PROBLEM REQUIREMENTS - What follows is a set of entries. Give them again exactly, without the pictures.

EXERCISE MATERIALS -
● ● ● ●
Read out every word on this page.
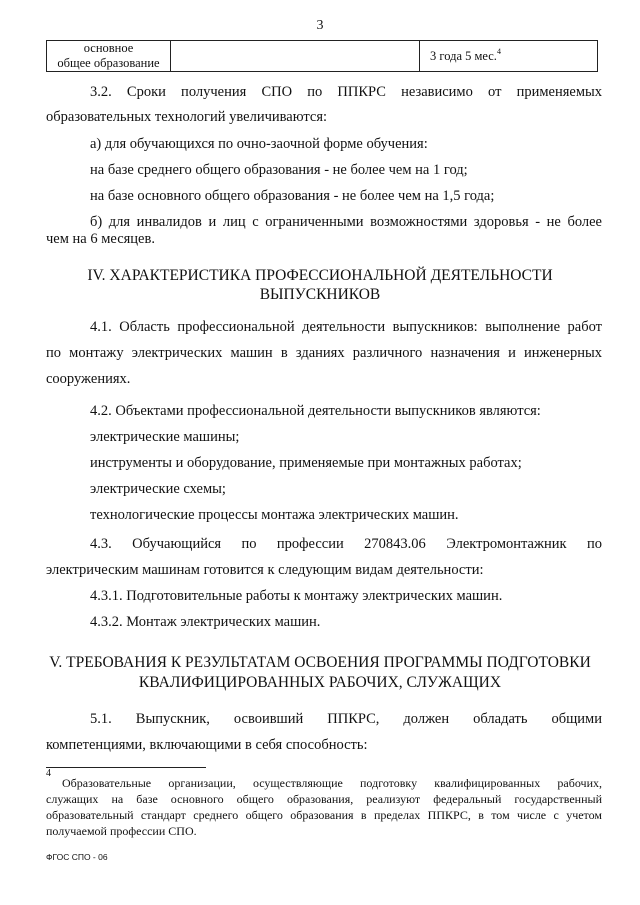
3
основное
общее образование
		3 года 5 мес.$^4$
3.2. Сроки получения СПО по ППКРС независимо от применяемых
образовательных технологий увеличиваются:
а) для обучающихся по очно-заочной форме обучения:
на базе среднего общего образования - не более чем на 1 год;
на базе основного общего образования - не более чем на 1,5 года;
б) для инвалидов и лиц с ограниченными возможностями здоровья - не более
чем на 6 месяцев.
IV. ХАРАКТЕРИСТИКА ПРОФЕССИОНАЛЬНОЙ ДЕЯТЕЛЬНОСТИ
ВЫПУСКНИКОВ
4.1. Область профессиональной деятельности выпускников: выполнение работ
по монтажу электрических машин в зданиях различного назначения и инженерных
сооружениях.
4.2. Объектами профессиональной деятельности выпускников являются:
электрические машины;
инструменты и оборудование, применяемые при монтажных работах;
электрические схемы;
технологические процессы монтажа электрических машин.
4.3. Обучающийся по профессии 270843.06 Электромонтажник по
электрическим машинам готовится к следующим видам деятельности:
4.3.1. Подготовительные работы к монтажу электрических машин.
4.3.2. Монтаж электрических машин.
V. ТРЕБОВАНИЯ К РЕЗУЛЬТАТАМ ОСВОЕНИЯ ПРОГРАММЫ ПОДГОТОВКИ
КВАЛИФИЦИРОВАННЫХ РАБОЧИХ, СЛУЖАЩИХ
5.1. Выпускник, освоивший ППКРС, должен обладать общими
компетенциями, включающими в себя способность:
4
Образовательные организации, осуществляющие подготовку квалифицированных рабочих,
служащих на базе основного общего образования, реализуют федеральный государственный
образовательный стандарт среднего общего образования в пределах ППКРС, в том числе с учетом
получаемой профессии СПО.
ФГОС СПО - 06
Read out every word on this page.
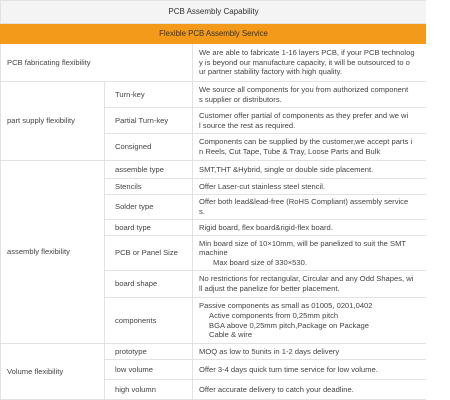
PCB Assembly Capability		
Flexible PCB Assembly Service		
PCB fabricating flexibility		We are able to fabricate 1-16 layers PCB, if your PCB technolog
y is beyond our manufacture capacity, it will be outsourced to o
ur partner stability factory with high quality.

part supply flexibility	Turn-key	We source all components for you from authorized component
s supplier or distributors.

	Partial Turn-key	Customer offer partial of components as they prefer and we wi
l source the rest as required.

	Consigned	Components can be supplied by the customer,we accept parts i
n Reels, Cut Tape, Tube & Tray, Loose Parts and Bulk

assembly flexibility	assemble type	SMT,THT &Hybrid, single or double side placement.
	Stencils	Offer Laser-cut stainless steel stencil.
	Solder type	Offer both lead&lead-free (RoHS Compliant) assembly service
s.

	board type	Rigid board, flex board&rigid-flex board.
	PCB or Panel Size	Min board size of 10×10mm, will be panelized to suit the SMT
machine
Max board size of 330×530.

	board shape	No restrictions for rectangular, Circular and any Odd Shapes, wi
ll adjust the panelize for better placement.

	components	Passive components as small as 01005, 0201,0402
Active components from 0,25mm pitch
BGA above 0,25mm pitch,Package on Package
Cable & wire

Volume flexibility	prototype	MOQ as low to 5units in 1-2 days delivery
	low volume	Offer 3-4 days quick turn time service for low volume.
	high volumn	Offer accurate delivery to catch your deadline.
● ● ● ●
OUTPUT FOR THIS TASK -
Read out every word on this page.
3
основное
общее образование
		3 года 5 мес.$^4$
3.2. Сроки получения СПО по ППКРС независимо от применяемых
образовательных технологий увеличиваются:
а) для обучающихся по очно-заочной форме обучения:
на базе среднего общего образования - не более чем на 1 год;
на базе основного общего образования - не более чем на 1,5 года;
б) для инвалидов и лиц с ограниченными возможностями здоровья - не более
чем на 6 месяцев.
IV. ХАРАКТЕРИСТИКА ПРОФЕССИОНАЛЬНОЙ ДЕЯТЕЛЬНОСТИ
ВЫПУСКНИКОВ
4.1. Область профессиональной деятельности выпускников: выполнение работ
по монтажу электрических машин в зданиях различного назначения и инженерных
сооружениях.
4.2. Объектами профессиональной деятельности выпускников являются:
электрические машины;
инструменты и оборудование, применяемые при монтажных работах;
электрические схемы;
технологические процессы монтажа электрических машин.
4.3. Обучающийся по профессии 270843.06 Электромонтажник по
электрическим машинам готовится к следующим видам деятельности:
4.3.1. Подготовительные работы к монтажу электрических машин.
4.3.2. Монтаж электрических машин.
V. ТРЕБОВАНИЯ К РЕЗУЛЬТАТАМ ОСВОЕНИЯ ПРОГРАММЫ ПОДГОТОВКИ
КВАЛИФИЦИРОВАННЫХ РАБОЧИХ, СЛУЖАЩИХ
5.1. Выпускник, освоивший ППКРС, должен обладать общими
компетенциями, включающими в себя способность:
4
Образовательные организации, осуществляющие подготовку квалифицированных рабочих,
служащих на базе основного общего образования, реализуют федеральный государственный
образовательный стандарт среднего общего образования в пределах ППКРС, в том числе с учетом
получаемой профессии СПО.
ФГОС СПО - 06
Read out every word on this page.
PCB Assembly Capability		
Flexible PCB Assembly Service		
PCB fabricating flexibility		We are able to fabricate 1-16 layers PCB, if your PCB technolog
y is beyond our manufacture capacity, it will be outsourced to o
ur partner stability factory with high quality.

part supply flexibility	Turn-key	We source all components for you from authorized component
s supplier or distributors.

	Partial Turn-key	Customer offer partial of components as they prefer and we wi
l source the rest as required.

	Consigned	Components can be supplied by the customer,we accept parts i
n Reels, Cut Tape, Tube & Tray, Loose Parts and Bulk

assembly flexibility	assemble type	SMT,THT &Hybrid, single or double side placement.
	Stencils	Offer Laser-cut stainless steel stencil.
	Solder type	Offer both lead&lead-free (RoHS Compliant) assembly service
s.

	board type	Rigid board, flex board&rigid-flex board.
	PCB or Panel Size	Min board size of 10×10mm, will be panelized to suit the SMT
machine
Max board size of 330×530.

	board shape	No restrictions for rectangular, Circular and any Odd Shapes, wi
ll adjust the panelize for better placement.

	components	Passive components as small as 01005, 0201,0402
Active components from 0,25mm pitch
BGA above 0,25mm pitch,Package on Package
Cable & wire

Volume flexibility	prototype	MOQ as low to 5units in 1-2 days delivery
	low volume	Offer 3-4 days quick turn time service for low volume.
	high volumn	Offer accurate delivery to catch your deadline.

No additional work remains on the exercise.